## What you have to do
Below are the records. Gather each line that holds "поступивших".

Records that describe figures
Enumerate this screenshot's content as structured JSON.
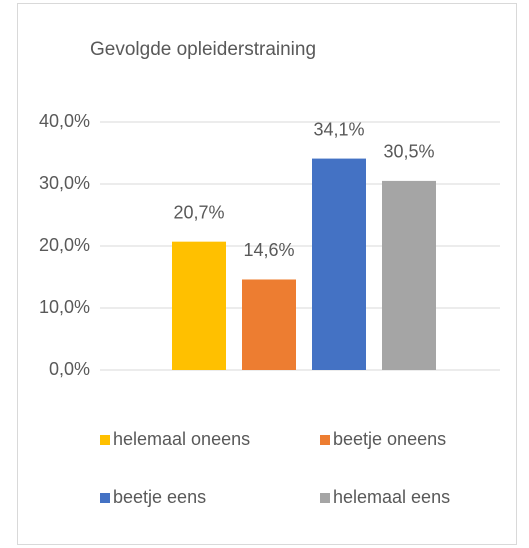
{
  "chart_data": {
    "type": "bar",
    "title": "Gevolgde opleiderstraining",
    "categories": [
      null
    ],
    "series": [
      {
        "name": "helemaal oneens",
        "color": "#ffc000",
        "values": [
          20.7
        ],
        "value_labels": [
          "20,7%"
        ]
      },
      {
        "name": "beetje oneens",
        "color": "#ed7d31",
        "values": [
          14.6
        ],
        "value_labels": [
          "14,6%"
        ]
      },
      {
        "name": "beetje eens",
        "color": "#4472c4",
        "values": [
          34.1
        ],
        "value_labels": [
          "34,1%"
        ]
      },
      {
        "name": "helemaal eens",
        "color": "#a5a5a5",
        "values": [
          30.5
        ],
        "value_labels": [
          "30,5%"
        ]
      }
    ],
    "ylim": [
      0,
      40
    ],
    "yticks": [
      {
        "value": 0,
        "label": "0,0%"
      },
      {
        "value": 10,
        "label": "10,0%"
      },
      {
        "value": 20,
        "label": "20,0%"
      },
      {
        "value": 30,
        "label": "30,0%"
      },
      {
        "value": 40,
        "label": "40,0%"
      }
    ],
    "grid": true,
    "legend": "bottom"
  }
}
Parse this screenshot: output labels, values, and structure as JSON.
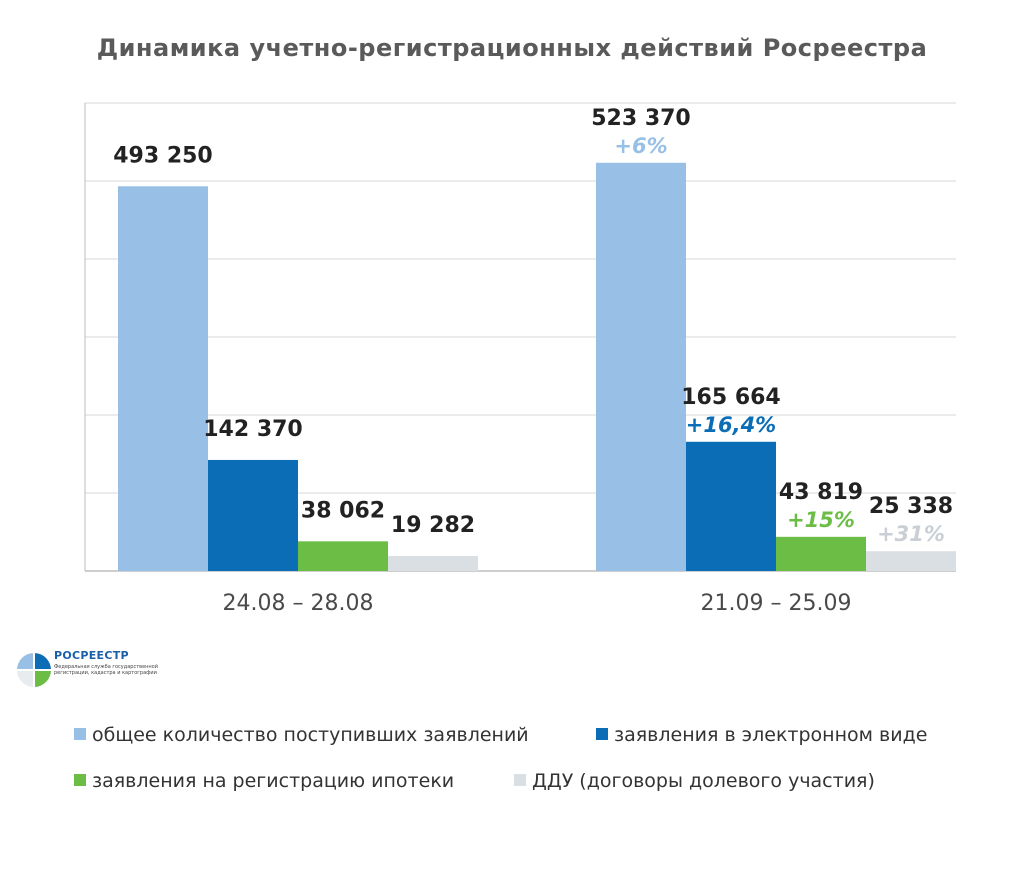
{
  "title": "Динамика учетно-регистрационных действий Росреестра",
  "logo": {
    "name": "РОСРЕЕСТР",
    "subtitle": "Федеральная служба государственной регистрации, кадастра и картографии"
  },
  "colors": {
    "total": "#98c0e6",
    "electronic": "#0a6db5",
    "mortgage": "#6cbd45",
    "ddu": "#d9dfe3",
    "grid": "#d7d7d7",
    "axis": "#bdbdbd"
  },
  "legend": [
    {
      "key": "total",
      "label": "общее количество  поступивших заявлений"
    },
    {
      "key": "electronic",
      "label": "заявления в электронном виде"
    },
    {
      "key": "mortgage",
      "label": "заявления на регистрацию ипотеки"
    },
    {
      "key": "ddu",
      "label": "ДДУ (договоры долевого участия)"
    }
  ],
  "chart_data": {
    "type": "bar",
    "title": "Динамика учетно-регистрационных действий Росреестра",
    "categories": [
      "24.08 – 28.08",
      "21.09 – 25.09"
    ],
    "ylim": [
      0,
      600000
    ],
    "grid": true,
    "legend_position": "bottom",
    "series": [
      {
        "key": "total",
        "name": "общее количество  поступивших заявлений",
        "values": [
          493250,
          523370
        ],
        "labels": [
          "493 250",
          "523 370"
        ],
        "changes": [
          "",
          "+6%"
        ],
        "label_color": "#222222",
        "change_color": "#98c0e6"
      },
      {
        "key": "electronic",
        "name": "заявления в электронном виде",
        "values": [
          142370,
          165664
        ],
        "labels": [
          "142 370",
          "165 664"
        ],
        "changes": [
          "",
          "+16,4%"
        ],
        "label_color": "#222222",
        "change_color": "#0a6db5"
      },
      {
        "key": "mortgage",
        "name": "заявления на регистрацию ипотеки",
        "values": [
          38062,
          43819
        ],
        "labels": [
          "38 062",
          "43 819"
        ],
        "changes": [
          "",
          "+15%"
        ],
        "label_color": "#222222",
        "change_color": "#6cbd45"
      },
      {
        "key": "ddu",
        "name": "ДДУ (договоры долевого участия)",
        "values": [
          19282,
          25338
        ],
        "labels": [
          "19 282",
          "25 338"
        ],
        "changes": [
          "",
          "+31%"
        ],
        "label_color": "#222222",
        "change_color": "#c9cfd4"
      }
    ]
  }
}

## Final answer
      "label": "общее количество  поступивших заявлений"
        "name": "общее количество  поступивших заявлений",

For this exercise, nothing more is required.